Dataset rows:
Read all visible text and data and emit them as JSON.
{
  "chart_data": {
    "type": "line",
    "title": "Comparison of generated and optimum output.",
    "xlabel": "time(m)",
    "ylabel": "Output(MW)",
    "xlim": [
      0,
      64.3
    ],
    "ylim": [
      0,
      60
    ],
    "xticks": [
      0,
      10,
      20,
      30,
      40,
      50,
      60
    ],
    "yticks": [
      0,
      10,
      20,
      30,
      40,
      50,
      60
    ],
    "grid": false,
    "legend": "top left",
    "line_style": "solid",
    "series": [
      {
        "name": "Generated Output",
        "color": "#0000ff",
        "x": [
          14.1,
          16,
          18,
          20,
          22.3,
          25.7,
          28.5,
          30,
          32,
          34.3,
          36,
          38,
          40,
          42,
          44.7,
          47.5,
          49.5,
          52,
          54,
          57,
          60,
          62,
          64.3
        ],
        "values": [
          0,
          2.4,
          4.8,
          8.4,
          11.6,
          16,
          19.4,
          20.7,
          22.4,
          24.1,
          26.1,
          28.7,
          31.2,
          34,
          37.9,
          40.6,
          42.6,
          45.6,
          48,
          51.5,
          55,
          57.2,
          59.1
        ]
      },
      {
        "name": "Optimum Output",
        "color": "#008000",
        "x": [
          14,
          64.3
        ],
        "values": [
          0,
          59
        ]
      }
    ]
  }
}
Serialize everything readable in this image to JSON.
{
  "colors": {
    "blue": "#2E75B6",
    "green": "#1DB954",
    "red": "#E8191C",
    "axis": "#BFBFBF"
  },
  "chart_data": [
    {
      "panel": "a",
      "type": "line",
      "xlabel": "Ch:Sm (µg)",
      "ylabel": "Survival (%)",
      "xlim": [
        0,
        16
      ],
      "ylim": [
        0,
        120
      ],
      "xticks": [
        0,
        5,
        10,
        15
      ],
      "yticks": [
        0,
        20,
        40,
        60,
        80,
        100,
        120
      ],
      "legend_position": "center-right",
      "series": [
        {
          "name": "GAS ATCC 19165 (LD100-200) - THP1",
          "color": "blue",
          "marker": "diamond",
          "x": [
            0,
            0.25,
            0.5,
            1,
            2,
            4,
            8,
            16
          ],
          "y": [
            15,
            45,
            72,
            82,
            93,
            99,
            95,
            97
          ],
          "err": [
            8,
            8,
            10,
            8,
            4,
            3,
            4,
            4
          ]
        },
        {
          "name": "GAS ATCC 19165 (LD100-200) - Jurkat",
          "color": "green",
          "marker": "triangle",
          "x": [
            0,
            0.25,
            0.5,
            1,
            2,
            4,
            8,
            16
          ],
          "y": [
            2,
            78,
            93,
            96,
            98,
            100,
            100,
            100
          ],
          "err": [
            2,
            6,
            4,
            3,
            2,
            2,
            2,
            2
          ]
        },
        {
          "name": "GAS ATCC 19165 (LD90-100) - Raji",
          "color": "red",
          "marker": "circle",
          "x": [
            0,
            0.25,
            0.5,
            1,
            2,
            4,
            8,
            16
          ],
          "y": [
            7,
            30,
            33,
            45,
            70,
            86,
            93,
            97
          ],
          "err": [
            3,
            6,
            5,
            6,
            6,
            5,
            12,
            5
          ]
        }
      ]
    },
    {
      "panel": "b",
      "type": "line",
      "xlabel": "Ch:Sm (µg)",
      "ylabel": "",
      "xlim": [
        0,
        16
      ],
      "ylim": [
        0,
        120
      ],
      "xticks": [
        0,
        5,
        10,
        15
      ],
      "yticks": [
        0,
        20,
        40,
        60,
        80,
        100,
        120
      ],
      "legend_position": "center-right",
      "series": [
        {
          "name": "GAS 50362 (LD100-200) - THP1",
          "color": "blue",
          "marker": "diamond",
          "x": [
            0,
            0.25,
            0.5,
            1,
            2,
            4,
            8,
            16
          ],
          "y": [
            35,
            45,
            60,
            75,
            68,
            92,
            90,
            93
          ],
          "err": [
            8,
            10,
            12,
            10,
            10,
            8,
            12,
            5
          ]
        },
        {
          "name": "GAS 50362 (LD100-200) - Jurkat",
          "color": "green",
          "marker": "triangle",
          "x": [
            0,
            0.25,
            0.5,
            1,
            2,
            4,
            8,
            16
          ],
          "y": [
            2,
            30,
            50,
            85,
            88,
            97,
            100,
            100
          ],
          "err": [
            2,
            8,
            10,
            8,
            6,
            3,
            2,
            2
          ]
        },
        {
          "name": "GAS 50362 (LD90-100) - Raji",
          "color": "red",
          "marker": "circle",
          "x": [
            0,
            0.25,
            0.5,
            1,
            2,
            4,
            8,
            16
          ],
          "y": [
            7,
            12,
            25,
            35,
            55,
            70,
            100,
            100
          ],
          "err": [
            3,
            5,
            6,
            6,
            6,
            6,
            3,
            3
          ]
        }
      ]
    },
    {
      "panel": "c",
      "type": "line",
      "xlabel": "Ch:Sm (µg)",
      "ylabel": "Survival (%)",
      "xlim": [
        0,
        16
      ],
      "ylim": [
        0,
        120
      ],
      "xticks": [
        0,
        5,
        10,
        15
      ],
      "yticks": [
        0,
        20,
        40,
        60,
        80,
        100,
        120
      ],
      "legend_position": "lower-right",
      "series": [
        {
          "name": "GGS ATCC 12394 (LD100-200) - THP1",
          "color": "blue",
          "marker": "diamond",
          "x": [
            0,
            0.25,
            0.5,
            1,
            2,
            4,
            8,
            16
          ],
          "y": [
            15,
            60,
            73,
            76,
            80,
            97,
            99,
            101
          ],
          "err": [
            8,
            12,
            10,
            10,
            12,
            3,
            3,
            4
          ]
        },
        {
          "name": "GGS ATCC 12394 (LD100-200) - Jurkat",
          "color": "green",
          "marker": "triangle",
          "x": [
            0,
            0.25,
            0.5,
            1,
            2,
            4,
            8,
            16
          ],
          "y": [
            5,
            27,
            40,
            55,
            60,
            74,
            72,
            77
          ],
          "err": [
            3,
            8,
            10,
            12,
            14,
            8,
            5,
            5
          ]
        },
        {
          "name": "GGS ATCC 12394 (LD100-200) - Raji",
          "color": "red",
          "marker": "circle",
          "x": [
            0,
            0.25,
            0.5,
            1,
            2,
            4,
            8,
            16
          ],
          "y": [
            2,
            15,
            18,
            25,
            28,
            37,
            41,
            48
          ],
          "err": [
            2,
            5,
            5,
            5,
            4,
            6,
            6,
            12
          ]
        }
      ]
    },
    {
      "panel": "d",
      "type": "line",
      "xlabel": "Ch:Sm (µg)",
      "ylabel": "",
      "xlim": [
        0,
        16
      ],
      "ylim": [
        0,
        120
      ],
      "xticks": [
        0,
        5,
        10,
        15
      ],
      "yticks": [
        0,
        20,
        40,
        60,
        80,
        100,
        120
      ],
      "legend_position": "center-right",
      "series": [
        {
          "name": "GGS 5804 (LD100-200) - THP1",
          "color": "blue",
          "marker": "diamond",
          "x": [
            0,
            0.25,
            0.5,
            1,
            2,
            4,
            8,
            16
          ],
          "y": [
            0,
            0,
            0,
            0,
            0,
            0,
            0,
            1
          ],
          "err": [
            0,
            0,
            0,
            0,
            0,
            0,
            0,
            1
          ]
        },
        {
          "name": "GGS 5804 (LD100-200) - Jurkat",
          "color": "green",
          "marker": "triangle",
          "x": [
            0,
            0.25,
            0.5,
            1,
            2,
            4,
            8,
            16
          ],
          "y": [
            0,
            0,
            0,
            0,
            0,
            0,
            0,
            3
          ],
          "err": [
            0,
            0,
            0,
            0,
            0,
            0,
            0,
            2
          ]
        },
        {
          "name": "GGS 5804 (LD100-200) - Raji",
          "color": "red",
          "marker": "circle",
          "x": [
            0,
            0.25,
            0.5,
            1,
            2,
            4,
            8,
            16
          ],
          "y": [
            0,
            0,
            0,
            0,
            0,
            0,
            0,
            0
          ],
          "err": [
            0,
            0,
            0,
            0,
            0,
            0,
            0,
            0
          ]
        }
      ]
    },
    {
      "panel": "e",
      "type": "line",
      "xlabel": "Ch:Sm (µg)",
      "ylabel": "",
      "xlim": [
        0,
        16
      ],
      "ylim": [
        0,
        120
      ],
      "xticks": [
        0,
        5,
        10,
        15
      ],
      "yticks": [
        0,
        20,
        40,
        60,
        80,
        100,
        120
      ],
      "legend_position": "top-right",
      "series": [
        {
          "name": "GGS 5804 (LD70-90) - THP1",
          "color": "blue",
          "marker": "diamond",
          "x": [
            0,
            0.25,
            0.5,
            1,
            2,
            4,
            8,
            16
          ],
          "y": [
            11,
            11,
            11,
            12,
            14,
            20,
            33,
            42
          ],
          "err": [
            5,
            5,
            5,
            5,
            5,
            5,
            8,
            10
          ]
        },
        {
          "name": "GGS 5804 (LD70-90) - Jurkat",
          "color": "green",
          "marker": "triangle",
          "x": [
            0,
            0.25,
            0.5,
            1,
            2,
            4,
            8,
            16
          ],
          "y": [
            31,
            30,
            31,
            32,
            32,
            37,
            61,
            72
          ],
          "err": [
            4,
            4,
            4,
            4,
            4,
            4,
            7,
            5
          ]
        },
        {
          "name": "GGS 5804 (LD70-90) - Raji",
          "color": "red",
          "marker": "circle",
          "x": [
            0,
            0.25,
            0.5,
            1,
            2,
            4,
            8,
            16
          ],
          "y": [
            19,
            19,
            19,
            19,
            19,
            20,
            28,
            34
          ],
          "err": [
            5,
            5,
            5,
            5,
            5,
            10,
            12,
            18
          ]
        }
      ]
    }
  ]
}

__Work required__.
Locate all lines in the listing above with the word "ATCC" and copy them.

__Completed exercise__.
          "name": "GAS ATCC 19165 (LD100-200) - THP1",
          "name": "GAS ATCC 19165 (LD100-200) - Jurkat",
          "name": "GAS ATCC 19165 (LD90-100) - Raji",
          "name": "GGS ATCC 12394 (LD100-200) - THP1",
          "name": "GGS ATCC 12394 (LD100-200) - Jurkat",
          "name": "GGS ATCC 12394 (LD100-200) - Raji",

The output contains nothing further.